» **PROBLEM TO SOLVE**
Your task is to repeat the entries word for word while leaving out the pictures.

--- start of RECORDS FOR PROCESSING ---

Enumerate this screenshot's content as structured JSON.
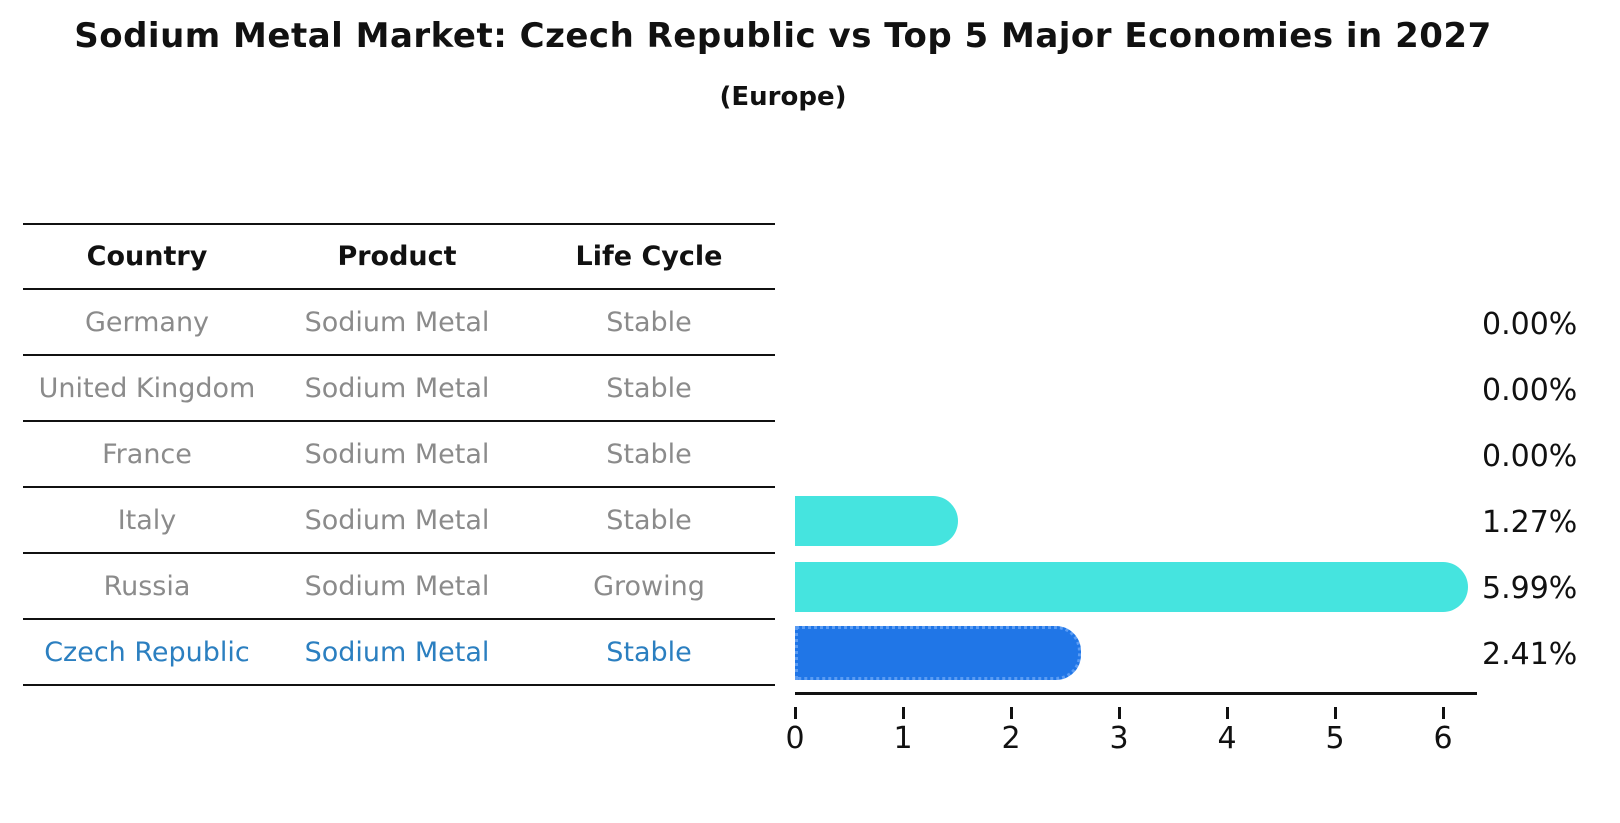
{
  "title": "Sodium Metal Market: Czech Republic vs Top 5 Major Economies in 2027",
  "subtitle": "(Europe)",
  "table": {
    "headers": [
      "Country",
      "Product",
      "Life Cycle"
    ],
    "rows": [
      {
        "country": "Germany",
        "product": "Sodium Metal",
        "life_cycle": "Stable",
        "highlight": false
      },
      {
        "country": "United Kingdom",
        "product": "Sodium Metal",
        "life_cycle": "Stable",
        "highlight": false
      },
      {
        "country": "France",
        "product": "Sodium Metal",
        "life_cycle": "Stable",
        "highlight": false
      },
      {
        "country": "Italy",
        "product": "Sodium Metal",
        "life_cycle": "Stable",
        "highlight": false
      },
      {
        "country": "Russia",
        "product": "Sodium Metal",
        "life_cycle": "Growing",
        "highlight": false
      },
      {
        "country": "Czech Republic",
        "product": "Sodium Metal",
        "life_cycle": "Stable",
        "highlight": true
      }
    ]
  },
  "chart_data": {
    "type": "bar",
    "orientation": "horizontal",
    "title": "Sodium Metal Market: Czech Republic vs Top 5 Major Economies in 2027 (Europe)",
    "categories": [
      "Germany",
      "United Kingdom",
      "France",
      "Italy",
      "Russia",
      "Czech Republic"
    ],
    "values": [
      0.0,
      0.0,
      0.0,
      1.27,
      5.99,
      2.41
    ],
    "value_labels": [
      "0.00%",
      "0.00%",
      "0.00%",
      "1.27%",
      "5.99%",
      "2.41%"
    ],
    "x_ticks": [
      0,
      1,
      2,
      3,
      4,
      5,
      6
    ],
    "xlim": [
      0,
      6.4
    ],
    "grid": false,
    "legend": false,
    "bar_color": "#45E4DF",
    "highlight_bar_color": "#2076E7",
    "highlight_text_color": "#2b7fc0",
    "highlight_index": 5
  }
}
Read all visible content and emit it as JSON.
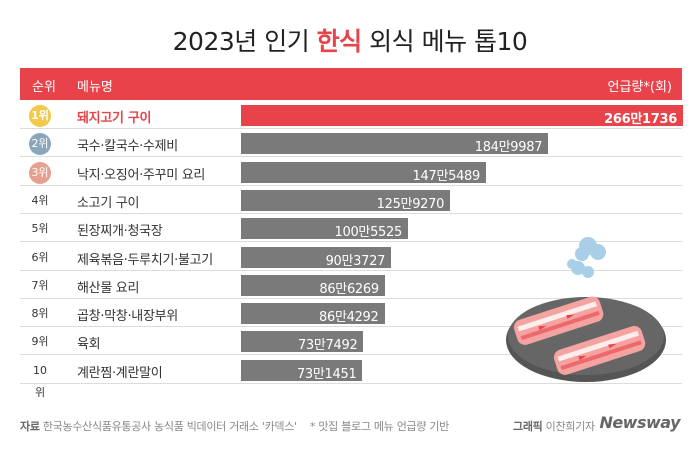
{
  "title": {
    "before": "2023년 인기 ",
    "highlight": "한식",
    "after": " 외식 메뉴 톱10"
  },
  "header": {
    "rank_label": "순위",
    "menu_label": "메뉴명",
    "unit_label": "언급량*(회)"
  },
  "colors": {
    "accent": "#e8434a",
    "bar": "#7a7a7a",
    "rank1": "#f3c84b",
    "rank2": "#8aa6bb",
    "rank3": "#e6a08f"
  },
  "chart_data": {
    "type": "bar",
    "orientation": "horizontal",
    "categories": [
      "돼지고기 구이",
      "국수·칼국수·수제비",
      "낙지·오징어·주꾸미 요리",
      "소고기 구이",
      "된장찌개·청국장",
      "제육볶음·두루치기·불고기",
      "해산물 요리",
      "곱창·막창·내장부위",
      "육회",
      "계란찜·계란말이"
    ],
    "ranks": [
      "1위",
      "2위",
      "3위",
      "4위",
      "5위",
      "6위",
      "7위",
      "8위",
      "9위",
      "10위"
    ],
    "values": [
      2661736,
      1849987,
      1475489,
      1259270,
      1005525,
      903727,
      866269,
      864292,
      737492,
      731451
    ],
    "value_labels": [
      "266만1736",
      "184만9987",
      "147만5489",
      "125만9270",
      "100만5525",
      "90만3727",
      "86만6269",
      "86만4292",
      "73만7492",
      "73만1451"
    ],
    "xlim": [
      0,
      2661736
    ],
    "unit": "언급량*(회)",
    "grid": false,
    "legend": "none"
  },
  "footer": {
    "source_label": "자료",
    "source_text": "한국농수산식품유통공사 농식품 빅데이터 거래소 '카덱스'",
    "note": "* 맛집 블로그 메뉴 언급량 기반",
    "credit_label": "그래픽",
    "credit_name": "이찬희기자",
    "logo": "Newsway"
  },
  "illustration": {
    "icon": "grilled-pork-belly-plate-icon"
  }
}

--- end of RECORDS FOR PROCESSING ---

» **SOLVED EXERCISE**
Enumerate this screenshot's content as structured JSON.
{
  "title": "Sodium Metal Market: Czech Republic vs Top 5 Major Economies in 2027",
  "subtitle": "(Europe)",
  "table": {
    "headers": [
      "Country",
      "Product",
      "Life Cycle"
    ],
    "rows": [
      {
        "country": "Germany",
        "product": "Sodium Metal",
        "life_cycle": "Stable",
        "highlight": false
      },
      {
        "country": "United Kingdom",
        "product": "Sodium Metal",
        "life_cycle": "Stable",
        "highlight": false
      },
      {
        "country": "France",
        "product": "Sodium Metal",
        "life_cycle": "Stable",
        "highlight": false
      },
      {
        "country": "Italy",
        "product": "Sodium Metal",
        "life_cycle": "Stable",
        "highlight": false
      },
      {
        "country": "Russia",
        "product": "Sodium Metal",
        "life_cycle": "Growing",
        "highlight": false
      },
      {
        "country": "Czech Republic",
        "product": "Sodium Metal",
        "life_cycle": "Stable",
        "highlight": true
      }
    ]
  },
  "chart_data": {
    "type": "bar",
    "orientation": "horizontal",
    "title": "Sodium Metal Market: Czech Republic vs Top 5 Major Economies in 2027 (Europe)",
    "categories": [
      "Germany",
      "United Kingdom",
      "France",
      "Italy",
      "Russia",
      "Czech Republic"
    ],
    "values": [
      0.0,
      0.0,
      0.0,
      1.27,
      5.99,
      2.41
    ],
    "value_labels": [
      "0.00%",
      "0.00%",
      "0.00%",
      "1.27%",
      "5.99%",
      "2.41%"
    ],
    "x_ticks": [
      0,
      1,
      2,
      3,
      4,
      5,
      6
    ],
    "xlim": [
      0,
      6.4
    ],
    "grid": false,
    "legend": false,
    "bar_color": "#45E4DF",
    "highlight_bar_color": "#2076E7",
    "highlight_text_color": "#2b7fc0",
    "highlight_index": 5
  }
}
Read all visible content and emit it as JSON.
{
  "title": {
    "before": "2023년 인기 ",
    "highlight": "한식",
    "after": " 외식 메뉴 톱10"
  },
  "header": {
    "rank_label": "순위",
    "menu_label": "메뉴명",
    "unit_label": "언급량*(회)"
  },
  "colors": {
    "accent": "#e8434a",
    "bar": "#7a7a7a",
    "rank1": "#f3c84b",
    "rank2": "#8aa6bb",
    "rank3": "#e6a08f"
  },
  "chart_data": {
    "type": "bar",
    "orientation": "horizontal",
    "categories": [
      "돼지고기 구이",
      "국수·칼국수·수제비",
      "낙지·오징어·주꾸미 요리",
      "소고기 구이",
      "된장찌개·청국장",
      "제육볶음·두루치기·불고기",
      "해산물 요리",
      "곱창·막창·내장부위",
      "육회",
      "계란찜·계란말이"
    ],
    "ranks": [
      "1위",
      "2위",
      "3위",
      "4위",
      "5위",
      "6위",
      "7위",
      "8위",
      "9위",
      "10위"
    ],
    "values": [
      2661736,
      1849987,
      1475489,
      1259270,
      1005525,
      903727,
      866269,
      864292,
      737492,
      731451
    ],
    "value_labels": [
      "266만1736",
      "184만9987",
      "147만5489",
      "125만9270",
      "100만5525",
      "90만3727",
      "86만6269",
      "86만4292",
      "73만7492",
      "73만1451"
    ],
    "xlim": [
      0,
      2661736
    ],
    "unit": "언급량*(회)",
    "grid": false,
    "legend": "none"
  },
  "footer": {
    "source_label": "자료",
    "source_text": "한국농수산식품유통공사 농식품 빅데이터 거래소 '카덱스'",
    "note": "* 맛집 블로그 메뉴 언급량 기반",
    "credit_label": "그래픽",
    "credit_name": "이찬희기자",
    "logo": "Newsway"
  },
  "illustration": {
    "icon": "grilled-pork-belly-plate-icon"
  }
}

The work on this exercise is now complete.